Passage provided -
<<<<

T.R | Title | User | Personal Name | Date | Lines |
---|
279.1 | | FLUME::dike | | Thu Feb 23 1989 09:27 | 5 |
| With a session manager running, .login should never be run in a terminal
emulator. You are seeing correct behavior. If stuff needs to run when you log
in, put it in .X11Startup.
Jeff
|
279.2 | dxterm -ls | OIWS20::BRYSON | | Thu Feb 23 1989 09:38 | 9 |
| The only time that .login should be run on a dxterm is if you start
dxterm with the -ls switch which specifies that it is a login shell.
Otherwise, it will never be executed. However, your .cshrc (if you
are running csh) will be executed everytime since it is a new shell
invocation. Re .1 states it best.
David
|
279.3 | | GIDDAY::KOTWAL | Ain't no flies of us - Mate! | Thu Feb 23 1989 17:33 | 21 |
|
With all due respect, I think you're missing the point of my statement in
.0.

>>>>

Input data -
<<<<

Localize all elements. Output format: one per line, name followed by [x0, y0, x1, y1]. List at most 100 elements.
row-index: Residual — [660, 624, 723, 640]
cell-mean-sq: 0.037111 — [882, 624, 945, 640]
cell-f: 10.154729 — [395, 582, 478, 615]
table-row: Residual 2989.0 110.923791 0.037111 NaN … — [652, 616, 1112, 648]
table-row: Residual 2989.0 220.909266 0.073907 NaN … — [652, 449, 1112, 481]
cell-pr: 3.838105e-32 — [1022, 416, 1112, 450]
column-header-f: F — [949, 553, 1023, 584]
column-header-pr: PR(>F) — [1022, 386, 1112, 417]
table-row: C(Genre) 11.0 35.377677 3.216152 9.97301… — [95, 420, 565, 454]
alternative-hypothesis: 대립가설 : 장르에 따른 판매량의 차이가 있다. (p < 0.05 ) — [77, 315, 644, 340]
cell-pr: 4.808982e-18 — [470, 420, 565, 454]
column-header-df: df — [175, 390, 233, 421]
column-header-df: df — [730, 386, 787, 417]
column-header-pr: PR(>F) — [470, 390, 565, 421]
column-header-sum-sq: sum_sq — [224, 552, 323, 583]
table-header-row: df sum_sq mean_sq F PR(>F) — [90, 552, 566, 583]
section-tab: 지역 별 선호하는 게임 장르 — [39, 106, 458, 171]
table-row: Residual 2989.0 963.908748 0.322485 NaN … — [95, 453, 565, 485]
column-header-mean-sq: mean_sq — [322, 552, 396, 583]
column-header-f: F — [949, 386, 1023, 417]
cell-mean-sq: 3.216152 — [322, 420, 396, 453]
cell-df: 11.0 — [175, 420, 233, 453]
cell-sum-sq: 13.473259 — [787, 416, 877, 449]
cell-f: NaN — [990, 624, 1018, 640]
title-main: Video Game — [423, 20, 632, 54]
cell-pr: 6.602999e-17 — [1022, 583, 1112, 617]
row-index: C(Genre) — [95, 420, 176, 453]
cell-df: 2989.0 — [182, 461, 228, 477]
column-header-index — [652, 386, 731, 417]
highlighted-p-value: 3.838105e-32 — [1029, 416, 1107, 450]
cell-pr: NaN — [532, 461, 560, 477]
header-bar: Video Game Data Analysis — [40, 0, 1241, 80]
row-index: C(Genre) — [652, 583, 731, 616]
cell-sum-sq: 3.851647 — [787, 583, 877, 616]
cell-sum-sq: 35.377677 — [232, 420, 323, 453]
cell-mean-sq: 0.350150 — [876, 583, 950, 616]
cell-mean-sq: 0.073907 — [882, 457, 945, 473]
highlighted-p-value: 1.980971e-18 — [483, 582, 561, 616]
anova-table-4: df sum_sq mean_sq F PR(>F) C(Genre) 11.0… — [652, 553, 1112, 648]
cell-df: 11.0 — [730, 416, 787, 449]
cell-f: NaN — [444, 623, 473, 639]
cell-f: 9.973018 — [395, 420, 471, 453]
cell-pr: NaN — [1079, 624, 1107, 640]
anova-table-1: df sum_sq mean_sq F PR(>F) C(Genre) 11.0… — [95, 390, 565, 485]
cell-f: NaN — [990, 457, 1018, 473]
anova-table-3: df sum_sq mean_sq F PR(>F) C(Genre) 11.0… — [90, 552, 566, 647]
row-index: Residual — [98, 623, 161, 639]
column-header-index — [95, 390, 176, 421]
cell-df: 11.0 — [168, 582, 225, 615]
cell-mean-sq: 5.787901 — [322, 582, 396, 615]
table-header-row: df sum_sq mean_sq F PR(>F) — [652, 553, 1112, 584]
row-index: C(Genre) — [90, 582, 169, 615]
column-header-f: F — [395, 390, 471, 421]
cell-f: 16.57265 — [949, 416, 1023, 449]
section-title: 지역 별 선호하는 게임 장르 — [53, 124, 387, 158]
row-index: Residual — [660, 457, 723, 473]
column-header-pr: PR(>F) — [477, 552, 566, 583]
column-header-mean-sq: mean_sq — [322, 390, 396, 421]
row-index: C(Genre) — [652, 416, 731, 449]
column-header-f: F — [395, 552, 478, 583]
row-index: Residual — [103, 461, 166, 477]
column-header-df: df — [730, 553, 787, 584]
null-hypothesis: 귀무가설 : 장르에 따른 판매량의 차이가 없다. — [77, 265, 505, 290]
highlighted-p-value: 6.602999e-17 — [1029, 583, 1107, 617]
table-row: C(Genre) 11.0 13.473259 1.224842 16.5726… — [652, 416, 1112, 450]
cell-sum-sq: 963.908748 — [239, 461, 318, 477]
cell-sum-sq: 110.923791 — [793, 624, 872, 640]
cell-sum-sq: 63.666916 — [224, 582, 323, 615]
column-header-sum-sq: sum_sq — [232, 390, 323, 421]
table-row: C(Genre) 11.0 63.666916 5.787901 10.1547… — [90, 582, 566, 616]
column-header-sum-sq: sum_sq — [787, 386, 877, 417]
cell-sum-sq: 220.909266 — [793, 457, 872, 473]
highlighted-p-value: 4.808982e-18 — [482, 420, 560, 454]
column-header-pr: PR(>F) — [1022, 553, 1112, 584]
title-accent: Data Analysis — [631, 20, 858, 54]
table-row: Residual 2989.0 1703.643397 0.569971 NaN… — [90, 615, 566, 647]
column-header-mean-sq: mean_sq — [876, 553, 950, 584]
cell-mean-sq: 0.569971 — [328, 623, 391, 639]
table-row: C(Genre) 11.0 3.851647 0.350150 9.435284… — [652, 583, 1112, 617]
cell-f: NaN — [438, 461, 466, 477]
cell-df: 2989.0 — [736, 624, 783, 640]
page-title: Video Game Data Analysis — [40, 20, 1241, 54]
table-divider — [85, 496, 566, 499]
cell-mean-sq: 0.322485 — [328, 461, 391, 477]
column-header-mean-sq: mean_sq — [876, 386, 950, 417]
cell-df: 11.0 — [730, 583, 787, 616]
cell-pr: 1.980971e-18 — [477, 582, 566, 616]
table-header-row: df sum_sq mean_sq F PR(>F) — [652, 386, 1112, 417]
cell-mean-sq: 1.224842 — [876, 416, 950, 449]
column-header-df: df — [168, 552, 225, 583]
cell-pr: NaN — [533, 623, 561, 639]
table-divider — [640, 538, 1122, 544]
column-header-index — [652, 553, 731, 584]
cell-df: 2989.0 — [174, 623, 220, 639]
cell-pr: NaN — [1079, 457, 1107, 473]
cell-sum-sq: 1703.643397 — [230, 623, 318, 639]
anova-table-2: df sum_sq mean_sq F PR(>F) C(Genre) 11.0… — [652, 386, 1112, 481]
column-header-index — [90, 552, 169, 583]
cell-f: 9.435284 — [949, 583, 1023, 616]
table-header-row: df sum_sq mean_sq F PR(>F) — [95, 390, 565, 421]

>>>>

What to do -
[1] Reproduce word for word the stretch of the discussion thread about .login and terminal emulators from "T.R | Title" through "it in .X11Startup.".
[2] Decide whether each statement agrees with the discussion thread about .login and terminal emulators, answering yes or no and quoting the deciding words. (a) The reply from FLUME::dike says that things which need to run at login should go in .X11Startup. (b) The reply signed David says that .cshrc runs only when dxterm is started with the -ls switch. (c) Entry 279.3 was posted at 09:38 on Thu Feb 23 1989.
[3] Write what comes next in the discussion thread about .login and terminal emulators, picking up after its final sentence.

Solved tasks -
[1]
T.R | Title | User | Personal Name | Date | Lines |
---|
279.1 | | FLUME::dike | | Thu Feb 23 1989 09:27 | 5 |
| With a session manager running, .login should never be run in a terminal
emulator. You are seeing correct behavior. If stuff needs to run when you log
in, put it in .X11Startup.

[2]
(a) Yes: "If stuff needs to run when you log in, put it in .X11Startup."
(b) No: "your .cshrc (if you are running csh) will be executed everytime since it is a new shell invocation."
(c) No: "Thu Feb 23 1989 17:33"

[3]
> When I create a terminal window using the dxsession manager, .login is
> run for each window created. i.e. dxterm seems to be run as a login window
> each time, instead of a subwindow.
I had not at that stage modified .Xdefaults to add
sm.TerminalEmulatorName: dxterm
Therefore I presume that default actions were being taken.
This would indicate that a "dxterm -ls ...." was being done by default.
If this is indeed the case, I find it rather strange. I would have thought
that it would be better to make the default case (no) -ls, and heavily
document in dxterm(1) that you should use .X11startup instead of .login.
Rashid.
|
279.4 | Some day I should learn to read | FLUME::dike | | Fri Feb 24 1989 08:33 | 4 |
| You're right. The default is for the session manager to do a dxterm -ls. That
seems to be to be a bug. You did find a good work-around, though.